SET PROBLEM |
Find every line with the word "Management". Copy those lines.

GIVEN DATA |
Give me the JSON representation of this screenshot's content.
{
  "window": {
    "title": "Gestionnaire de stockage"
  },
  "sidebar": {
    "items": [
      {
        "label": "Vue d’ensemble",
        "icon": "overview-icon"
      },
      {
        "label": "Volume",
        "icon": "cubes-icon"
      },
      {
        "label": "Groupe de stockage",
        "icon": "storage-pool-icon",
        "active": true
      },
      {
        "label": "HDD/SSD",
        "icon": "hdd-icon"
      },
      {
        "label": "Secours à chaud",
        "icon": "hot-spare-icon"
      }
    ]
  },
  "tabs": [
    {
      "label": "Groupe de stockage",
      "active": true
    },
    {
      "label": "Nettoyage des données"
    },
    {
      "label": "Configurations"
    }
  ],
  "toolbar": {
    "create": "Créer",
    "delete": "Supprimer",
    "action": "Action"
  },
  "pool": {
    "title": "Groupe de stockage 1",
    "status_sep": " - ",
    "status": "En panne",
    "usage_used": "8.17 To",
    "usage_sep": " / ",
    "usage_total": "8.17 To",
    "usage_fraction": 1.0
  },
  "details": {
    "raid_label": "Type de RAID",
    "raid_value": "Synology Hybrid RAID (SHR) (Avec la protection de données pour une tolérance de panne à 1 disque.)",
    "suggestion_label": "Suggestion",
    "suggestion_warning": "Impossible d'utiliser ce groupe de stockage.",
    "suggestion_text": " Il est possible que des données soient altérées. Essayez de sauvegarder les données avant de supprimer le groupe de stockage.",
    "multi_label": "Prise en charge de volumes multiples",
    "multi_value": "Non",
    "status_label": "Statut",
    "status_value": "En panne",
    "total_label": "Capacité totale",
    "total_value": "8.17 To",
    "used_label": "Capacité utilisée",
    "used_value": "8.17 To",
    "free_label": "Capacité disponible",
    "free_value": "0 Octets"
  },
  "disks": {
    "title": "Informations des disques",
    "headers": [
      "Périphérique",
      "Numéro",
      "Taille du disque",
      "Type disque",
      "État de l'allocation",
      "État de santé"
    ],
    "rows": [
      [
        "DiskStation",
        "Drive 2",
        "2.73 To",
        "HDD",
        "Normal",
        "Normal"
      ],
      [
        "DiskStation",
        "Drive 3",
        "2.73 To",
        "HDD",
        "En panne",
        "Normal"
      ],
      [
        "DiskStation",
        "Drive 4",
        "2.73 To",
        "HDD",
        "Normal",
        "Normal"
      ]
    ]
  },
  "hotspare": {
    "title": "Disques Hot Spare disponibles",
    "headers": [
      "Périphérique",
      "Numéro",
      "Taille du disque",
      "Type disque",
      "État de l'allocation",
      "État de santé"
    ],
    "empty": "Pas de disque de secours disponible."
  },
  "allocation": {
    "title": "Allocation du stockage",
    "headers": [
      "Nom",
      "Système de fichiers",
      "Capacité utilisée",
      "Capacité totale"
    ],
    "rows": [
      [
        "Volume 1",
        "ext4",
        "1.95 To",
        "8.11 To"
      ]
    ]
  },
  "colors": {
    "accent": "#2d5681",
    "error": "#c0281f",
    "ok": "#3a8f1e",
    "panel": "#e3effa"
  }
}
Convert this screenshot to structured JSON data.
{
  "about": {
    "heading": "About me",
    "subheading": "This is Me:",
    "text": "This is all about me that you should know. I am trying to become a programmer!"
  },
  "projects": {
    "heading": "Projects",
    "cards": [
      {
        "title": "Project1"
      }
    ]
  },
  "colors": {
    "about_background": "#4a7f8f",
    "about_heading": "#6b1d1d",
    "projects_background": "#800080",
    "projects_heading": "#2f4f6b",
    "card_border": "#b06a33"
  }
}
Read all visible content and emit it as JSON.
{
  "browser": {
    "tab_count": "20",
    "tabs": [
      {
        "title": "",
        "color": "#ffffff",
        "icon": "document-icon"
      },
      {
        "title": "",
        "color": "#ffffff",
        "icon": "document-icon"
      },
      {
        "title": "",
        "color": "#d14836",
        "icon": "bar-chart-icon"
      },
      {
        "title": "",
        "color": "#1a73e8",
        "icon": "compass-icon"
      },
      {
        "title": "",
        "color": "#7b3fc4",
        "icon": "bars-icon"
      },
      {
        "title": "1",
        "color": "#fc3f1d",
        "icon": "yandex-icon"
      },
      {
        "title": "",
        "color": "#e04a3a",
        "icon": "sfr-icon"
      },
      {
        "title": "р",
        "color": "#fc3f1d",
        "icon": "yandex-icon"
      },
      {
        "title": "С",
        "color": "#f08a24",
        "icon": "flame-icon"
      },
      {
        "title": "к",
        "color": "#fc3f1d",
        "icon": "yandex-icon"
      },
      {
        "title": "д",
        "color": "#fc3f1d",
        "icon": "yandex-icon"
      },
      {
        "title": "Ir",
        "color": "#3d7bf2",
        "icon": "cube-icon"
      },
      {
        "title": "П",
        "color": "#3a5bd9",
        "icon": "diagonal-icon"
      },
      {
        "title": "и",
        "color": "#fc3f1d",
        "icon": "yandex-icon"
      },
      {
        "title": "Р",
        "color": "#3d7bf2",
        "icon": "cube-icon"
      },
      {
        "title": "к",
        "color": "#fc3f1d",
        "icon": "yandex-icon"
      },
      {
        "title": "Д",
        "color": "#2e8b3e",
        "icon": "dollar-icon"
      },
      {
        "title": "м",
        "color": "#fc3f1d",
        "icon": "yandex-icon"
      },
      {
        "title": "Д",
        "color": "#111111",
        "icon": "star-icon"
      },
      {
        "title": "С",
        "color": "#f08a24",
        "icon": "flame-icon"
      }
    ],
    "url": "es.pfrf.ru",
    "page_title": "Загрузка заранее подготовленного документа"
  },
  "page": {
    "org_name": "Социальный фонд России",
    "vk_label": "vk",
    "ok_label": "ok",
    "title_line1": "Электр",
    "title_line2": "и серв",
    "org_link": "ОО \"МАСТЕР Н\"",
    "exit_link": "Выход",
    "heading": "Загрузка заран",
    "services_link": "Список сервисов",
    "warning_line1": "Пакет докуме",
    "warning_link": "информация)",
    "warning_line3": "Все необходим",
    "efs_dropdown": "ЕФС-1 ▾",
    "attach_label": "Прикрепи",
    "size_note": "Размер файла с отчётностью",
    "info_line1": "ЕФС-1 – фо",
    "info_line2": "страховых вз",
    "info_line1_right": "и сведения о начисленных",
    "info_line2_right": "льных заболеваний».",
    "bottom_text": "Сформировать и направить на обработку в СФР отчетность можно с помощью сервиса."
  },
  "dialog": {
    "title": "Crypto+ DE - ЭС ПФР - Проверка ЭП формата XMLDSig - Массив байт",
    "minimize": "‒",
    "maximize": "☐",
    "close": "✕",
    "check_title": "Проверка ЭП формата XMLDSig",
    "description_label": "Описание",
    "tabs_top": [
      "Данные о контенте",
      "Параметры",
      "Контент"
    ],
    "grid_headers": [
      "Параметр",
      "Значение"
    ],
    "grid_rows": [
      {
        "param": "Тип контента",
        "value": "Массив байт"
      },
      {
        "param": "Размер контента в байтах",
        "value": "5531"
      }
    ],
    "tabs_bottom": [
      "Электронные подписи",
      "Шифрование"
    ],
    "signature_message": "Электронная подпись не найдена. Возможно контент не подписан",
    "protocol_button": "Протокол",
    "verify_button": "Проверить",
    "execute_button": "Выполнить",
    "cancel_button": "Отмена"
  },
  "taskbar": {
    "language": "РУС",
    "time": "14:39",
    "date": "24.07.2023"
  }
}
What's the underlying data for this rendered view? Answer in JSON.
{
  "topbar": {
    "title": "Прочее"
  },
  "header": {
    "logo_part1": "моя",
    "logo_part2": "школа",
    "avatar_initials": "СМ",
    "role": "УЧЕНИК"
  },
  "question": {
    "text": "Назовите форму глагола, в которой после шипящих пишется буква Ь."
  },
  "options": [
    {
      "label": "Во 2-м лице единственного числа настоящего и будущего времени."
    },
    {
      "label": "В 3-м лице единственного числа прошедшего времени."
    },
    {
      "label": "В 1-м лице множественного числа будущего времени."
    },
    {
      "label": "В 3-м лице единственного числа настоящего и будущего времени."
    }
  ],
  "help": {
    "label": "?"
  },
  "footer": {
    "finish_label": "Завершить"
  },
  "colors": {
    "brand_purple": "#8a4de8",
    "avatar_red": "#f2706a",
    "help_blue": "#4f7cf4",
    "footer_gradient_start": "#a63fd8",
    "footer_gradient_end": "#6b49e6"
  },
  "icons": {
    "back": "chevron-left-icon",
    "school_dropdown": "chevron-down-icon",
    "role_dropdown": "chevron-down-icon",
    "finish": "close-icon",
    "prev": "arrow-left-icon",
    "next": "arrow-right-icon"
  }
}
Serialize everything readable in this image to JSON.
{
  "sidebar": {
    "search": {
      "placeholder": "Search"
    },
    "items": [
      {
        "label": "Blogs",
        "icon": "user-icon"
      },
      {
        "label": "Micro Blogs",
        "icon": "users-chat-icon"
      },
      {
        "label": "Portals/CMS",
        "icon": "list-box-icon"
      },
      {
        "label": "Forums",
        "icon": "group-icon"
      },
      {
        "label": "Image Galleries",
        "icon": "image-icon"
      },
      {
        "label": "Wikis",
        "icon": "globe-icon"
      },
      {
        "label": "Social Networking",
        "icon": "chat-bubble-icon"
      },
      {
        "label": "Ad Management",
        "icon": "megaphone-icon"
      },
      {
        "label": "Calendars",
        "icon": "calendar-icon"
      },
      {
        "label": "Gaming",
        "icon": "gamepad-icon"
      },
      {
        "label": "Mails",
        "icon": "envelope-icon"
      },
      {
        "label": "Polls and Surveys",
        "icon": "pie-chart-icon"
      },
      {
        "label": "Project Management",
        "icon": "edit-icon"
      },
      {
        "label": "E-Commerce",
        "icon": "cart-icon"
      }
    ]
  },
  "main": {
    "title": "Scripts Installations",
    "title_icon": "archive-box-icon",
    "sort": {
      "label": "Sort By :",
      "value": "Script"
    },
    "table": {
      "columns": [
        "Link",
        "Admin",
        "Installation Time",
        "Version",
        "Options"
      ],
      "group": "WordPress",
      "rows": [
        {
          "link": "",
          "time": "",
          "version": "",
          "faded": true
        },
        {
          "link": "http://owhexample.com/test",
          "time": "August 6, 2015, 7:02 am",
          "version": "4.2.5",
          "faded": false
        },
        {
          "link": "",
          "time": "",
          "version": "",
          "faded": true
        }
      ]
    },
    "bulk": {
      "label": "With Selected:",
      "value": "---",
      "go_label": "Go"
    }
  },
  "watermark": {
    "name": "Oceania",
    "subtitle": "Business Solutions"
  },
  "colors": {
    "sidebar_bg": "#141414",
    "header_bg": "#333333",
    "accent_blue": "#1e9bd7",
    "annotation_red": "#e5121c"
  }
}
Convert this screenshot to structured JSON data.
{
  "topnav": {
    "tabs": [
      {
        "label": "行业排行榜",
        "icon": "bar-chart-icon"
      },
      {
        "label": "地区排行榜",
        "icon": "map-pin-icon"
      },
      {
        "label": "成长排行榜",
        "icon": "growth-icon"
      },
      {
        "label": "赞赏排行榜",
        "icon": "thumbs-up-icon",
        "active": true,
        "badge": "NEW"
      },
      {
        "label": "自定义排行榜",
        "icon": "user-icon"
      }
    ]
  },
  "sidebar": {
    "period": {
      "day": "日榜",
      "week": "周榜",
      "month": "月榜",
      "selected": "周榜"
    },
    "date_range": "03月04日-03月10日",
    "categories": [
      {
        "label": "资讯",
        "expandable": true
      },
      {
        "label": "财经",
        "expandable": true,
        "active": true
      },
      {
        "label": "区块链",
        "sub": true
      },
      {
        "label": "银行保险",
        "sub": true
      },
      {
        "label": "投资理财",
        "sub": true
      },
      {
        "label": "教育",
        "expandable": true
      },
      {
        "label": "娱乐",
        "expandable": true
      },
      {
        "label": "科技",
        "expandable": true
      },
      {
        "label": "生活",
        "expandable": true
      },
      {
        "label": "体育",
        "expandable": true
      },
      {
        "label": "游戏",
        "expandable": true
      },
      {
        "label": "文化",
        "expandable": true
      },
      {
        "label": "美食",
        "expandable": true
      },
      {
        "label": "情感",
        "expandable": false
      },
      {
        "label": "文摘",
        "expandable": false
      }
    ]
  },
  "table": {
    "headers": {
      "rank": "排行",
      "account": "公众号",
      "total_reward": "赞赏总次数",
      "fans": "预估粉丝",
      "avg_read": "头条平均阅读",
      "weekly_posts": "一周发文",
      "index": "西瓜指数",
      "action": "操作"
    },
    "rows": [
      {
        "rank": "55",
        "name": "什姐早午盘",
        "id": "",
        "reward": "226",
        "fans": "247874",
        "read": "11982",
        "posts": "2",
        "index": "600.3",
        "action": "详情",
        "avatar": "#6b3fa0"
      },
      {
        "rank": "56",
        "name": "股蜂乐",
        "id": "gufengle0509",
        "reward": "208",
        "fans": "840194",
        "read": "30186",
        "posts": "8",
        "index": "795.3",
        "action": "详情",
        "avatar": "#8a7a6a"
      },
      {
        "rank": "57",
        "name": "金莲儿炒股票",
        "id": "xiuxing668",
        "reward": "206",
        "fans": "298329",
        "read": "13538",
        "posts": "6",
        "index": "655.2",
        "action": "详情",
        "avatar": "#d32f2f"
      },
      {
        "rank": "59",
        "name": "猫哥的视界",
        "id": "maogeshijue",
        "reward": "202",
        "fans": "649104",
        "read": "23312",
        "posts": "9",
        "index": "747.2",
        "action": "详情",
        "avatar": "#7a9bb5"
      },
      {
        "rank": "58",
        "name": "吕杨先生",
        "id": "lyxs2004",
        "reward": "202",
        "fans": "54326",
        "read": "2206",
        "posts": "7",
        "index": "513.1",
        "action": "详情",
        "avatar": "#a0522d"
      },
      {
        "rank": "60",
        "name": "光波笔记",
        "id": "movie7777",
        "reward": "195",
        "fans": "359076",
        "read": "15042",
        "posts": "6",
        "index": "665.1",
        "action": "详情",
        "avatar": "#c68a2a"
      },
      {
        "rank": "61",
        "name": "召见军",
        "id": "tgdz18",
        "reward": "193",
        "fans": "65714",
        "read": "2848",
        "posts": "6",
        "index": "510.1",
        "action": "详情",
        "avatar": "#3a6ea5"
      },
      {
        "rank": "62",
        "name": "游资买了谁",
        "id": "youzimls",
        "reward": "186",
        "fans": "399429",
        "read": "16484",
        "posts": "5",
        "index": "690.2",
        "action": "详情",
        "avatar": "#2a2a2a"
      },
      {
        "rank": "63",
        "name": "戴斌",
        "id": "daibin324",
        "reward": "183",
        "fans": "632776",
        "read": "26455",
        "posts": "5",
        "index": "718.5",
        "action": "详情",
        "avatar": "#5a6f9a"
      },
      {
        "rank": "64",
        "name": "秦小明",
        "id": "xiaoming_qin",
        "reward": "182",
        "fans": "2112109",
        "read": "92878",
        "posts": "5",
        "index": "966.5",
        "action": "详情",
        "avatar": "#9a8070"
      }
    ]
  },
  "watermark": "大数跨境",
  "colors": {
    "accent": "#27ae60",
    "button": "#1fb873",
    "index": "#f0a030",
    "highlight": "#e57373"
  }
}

SOLUTION TO THE EXERCISE |
        "label": "Ad Management",
        "label": "Project Management",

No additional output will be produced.